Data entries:
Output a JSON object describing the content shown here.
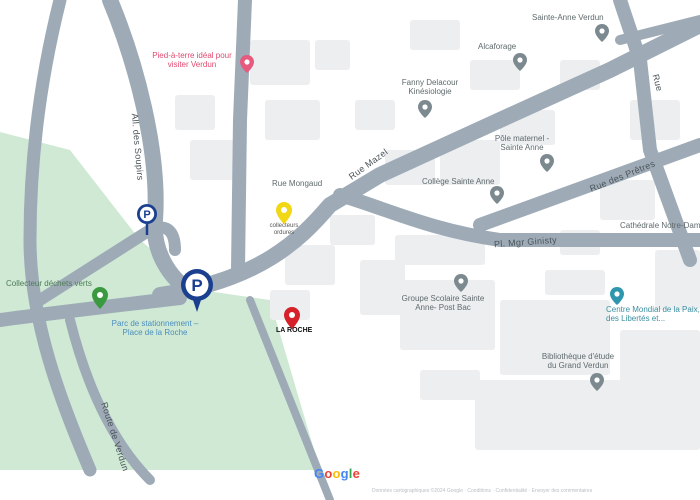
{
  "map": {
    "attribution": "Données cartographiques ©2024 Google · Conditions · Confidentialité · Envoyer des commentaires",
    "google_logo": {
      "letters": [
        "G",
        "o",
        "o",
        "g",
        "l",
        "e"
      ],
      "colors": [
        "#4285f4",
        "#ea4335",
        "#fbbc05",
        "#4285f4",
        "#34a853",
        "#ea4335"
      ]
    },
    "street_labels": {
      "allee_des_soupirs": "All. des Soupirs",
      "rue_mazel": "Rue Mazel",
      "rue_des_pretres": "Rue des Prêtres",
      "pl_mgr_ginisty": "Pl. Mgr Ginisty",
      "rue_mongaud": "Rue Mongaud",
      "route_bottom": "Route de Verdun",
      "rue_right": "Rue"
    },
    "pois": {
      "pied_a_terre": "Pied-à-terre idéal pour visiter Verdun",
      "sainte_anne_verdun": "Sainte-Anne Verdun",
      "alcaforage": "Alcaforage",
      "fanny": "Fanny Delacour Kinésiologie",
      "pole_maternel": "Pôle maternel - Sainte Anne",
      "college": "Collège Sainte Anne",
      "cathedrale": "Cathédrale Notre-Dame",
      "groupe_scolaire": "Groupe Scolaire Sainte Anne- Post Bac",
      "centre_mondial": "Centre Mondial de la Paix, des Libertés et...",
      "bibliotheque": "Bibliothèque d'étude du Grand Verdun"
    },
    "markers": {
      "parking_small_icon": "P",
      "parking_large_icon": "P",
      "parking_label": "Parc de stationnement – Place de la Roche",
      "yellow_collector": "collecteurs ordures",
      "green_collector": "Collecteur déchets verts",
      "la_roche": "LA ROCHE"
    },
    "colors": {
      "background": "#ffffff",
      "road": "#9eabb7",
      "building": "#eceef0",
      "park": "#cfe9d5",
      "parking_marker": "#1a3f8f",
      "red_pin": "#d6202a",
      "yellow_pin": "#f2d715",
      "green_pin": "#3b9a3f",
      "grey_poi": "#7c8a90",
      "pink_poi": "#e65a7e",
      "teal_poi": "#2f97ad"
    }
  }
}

...

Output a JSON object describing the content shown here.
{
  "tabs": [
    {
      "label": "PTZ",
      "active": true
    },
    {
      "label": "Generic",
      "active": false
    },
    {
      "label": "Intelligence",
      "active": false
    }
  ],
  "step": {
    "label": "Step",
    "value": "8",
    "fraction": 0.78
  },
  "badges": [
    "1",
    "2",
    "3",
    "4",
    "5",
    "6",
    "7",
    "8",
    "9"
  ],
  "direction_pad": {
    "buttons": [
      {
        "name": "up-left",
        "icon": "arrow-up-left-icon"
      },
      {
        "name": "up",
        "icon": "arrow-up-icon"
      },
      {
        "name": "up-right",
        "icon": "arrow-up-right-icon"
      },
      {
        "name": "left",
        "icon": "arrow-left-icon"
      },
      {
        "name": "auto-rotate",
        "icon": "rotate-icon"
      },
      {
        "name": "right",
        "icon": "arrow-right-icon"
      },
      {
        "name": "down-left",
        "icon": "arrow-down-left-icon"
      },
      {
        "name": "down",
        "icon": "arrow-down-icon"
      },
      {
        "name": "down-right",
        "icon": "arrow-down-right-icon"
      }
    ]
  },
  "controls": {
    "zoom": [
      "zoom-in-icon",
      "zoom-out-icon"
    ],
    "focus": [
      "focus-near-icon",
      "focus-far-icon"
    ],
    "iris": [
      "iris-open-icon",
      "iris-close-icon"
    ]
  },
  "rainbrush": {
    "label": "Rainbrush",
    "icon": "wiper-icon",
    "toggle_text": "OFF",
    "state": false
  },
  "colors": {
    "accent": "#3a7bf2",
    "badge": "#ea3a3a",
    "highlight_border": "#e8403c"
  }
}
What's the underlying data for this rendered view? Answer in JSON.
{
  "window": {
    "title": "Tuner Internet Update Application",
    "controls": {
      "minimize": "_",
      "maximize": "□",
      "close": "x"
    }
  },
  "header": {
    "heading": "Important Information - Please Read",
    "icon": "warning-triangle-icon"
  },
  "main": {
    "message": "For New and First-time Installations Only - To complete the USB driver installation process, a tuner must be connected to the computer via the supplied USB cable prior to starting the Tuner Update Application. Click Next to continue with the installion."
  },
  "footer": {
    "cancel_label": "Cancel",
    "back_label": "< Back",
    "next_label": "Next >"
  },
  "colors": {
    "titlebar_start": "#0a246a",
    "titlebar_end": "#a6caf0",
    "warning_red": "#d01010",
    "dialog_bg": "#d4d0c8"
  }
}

--

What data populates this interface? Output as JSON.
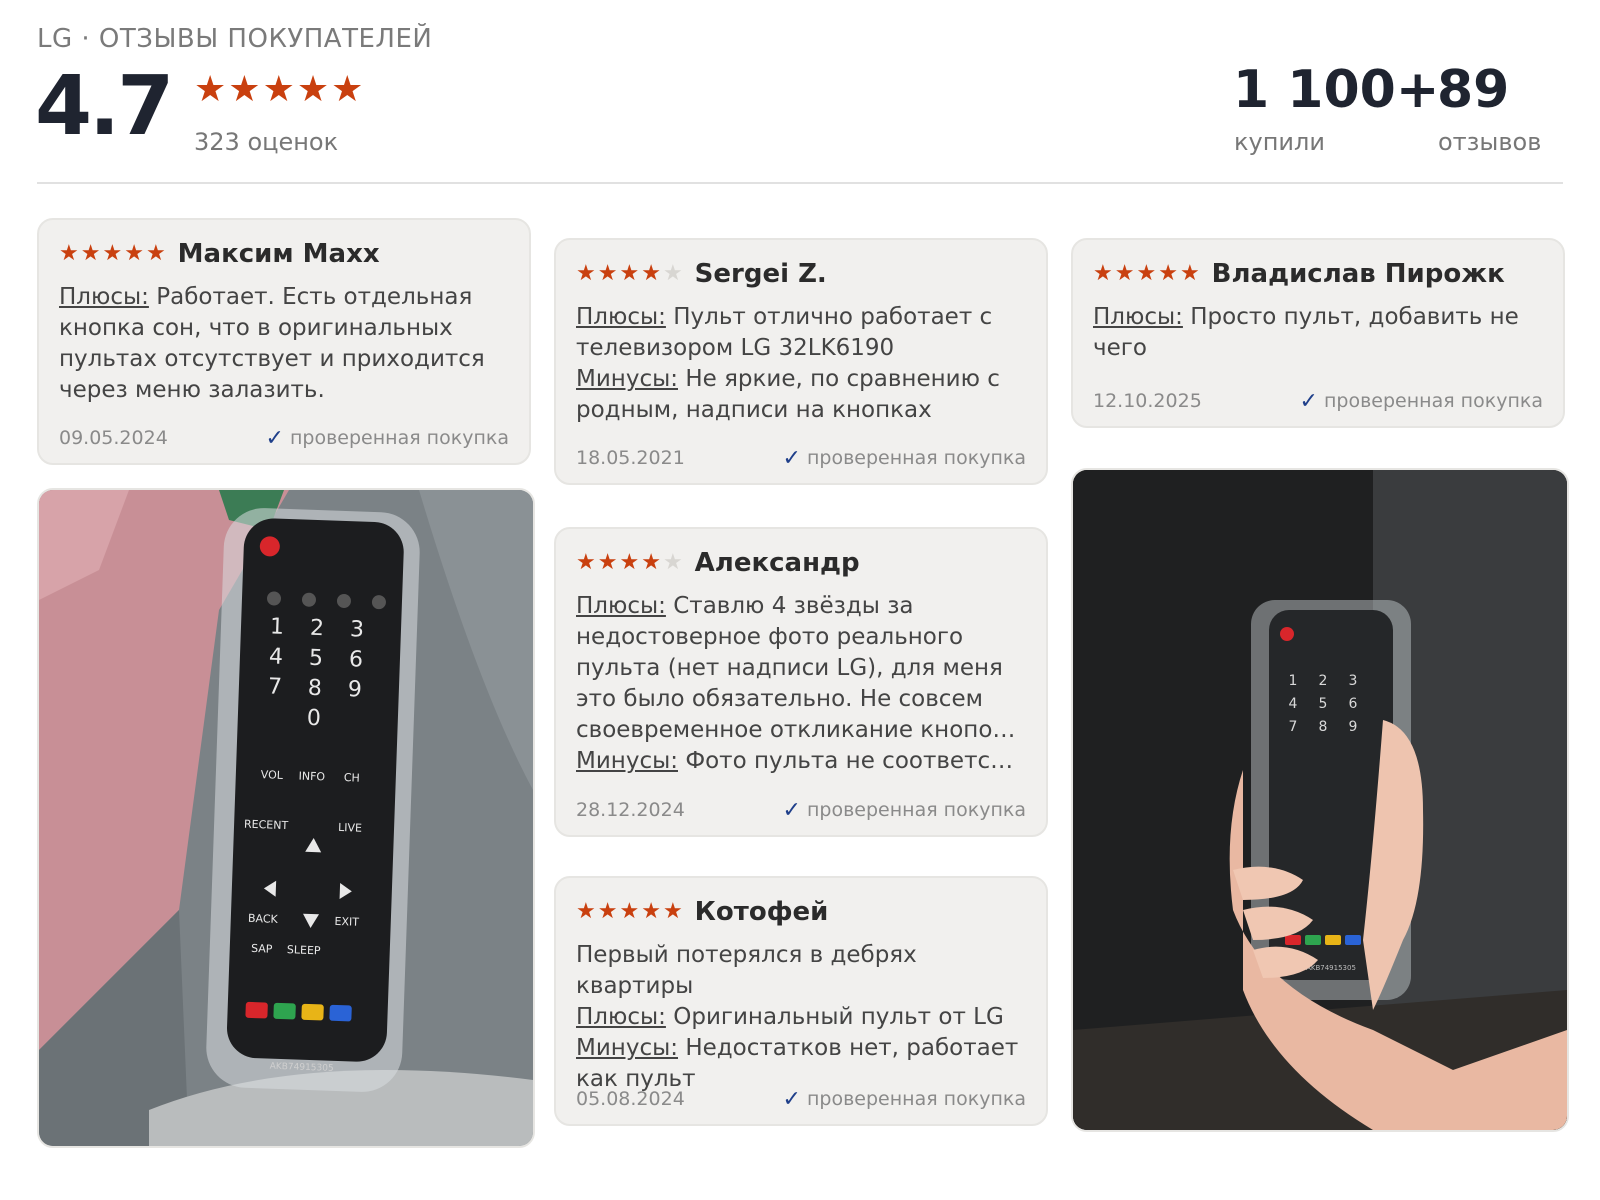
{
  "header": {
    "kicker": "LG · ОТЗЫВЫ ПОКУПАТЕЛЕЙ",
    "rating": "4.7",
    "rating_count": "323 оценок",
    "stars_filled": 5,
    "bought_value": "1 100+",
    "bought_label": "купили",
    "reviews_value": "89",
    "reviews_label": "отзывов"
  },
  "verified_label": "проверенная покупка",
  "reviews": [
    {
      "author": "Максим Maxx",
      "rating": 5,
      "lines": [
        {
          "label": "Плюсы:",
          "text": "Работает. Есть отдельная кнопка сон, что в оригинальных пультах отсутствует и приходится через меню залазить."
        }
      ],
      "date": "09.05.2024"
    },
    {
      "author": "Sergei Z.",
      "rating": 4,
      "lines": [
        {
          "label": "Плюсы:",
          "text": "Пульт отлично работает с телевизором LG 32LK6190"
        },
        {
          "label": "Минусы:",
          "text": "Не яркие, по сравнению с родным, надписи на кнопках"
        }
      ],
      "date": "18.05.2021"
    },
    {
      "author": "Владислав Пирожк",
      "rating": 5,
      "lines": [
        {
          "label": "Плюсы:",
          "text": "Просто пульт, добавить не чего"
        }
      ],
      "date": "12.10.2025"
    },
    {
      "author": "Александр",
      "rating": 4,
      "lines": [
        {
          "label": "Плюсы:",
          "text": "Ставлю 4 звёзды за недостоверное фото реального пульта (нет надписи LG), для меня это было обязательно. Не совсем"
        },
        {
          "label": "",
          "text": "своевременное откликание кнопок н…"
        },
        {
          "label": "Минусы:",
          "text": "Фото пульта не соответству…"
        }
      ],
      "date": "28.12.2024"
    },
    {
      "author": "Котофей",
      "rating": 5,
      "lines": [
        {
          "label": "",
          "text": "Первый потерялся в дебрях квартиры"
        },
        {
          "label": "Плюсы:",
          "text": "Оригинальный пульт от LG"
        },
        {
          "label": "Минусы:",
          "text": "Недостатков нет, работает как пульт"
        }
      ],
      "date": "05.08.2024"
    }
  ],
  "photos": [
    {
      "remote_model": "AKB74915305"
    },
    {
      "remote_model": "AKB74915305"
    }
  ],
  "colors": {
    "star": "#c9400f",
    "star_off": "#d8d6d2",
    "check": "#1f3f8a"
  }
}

**EXERCISE OBJECTIVE**
Within the listing above, copy each line that has the string "Next".

**TASK OUTPUT**
    "message": "For New and First-time Installations Only - To complete the USB driver installation process, a tuner must be connected to the computer via the supplied USB cable prior to starting the Tuner Update Application. Click Next to continue with the installion."
    "next_label": "Next >"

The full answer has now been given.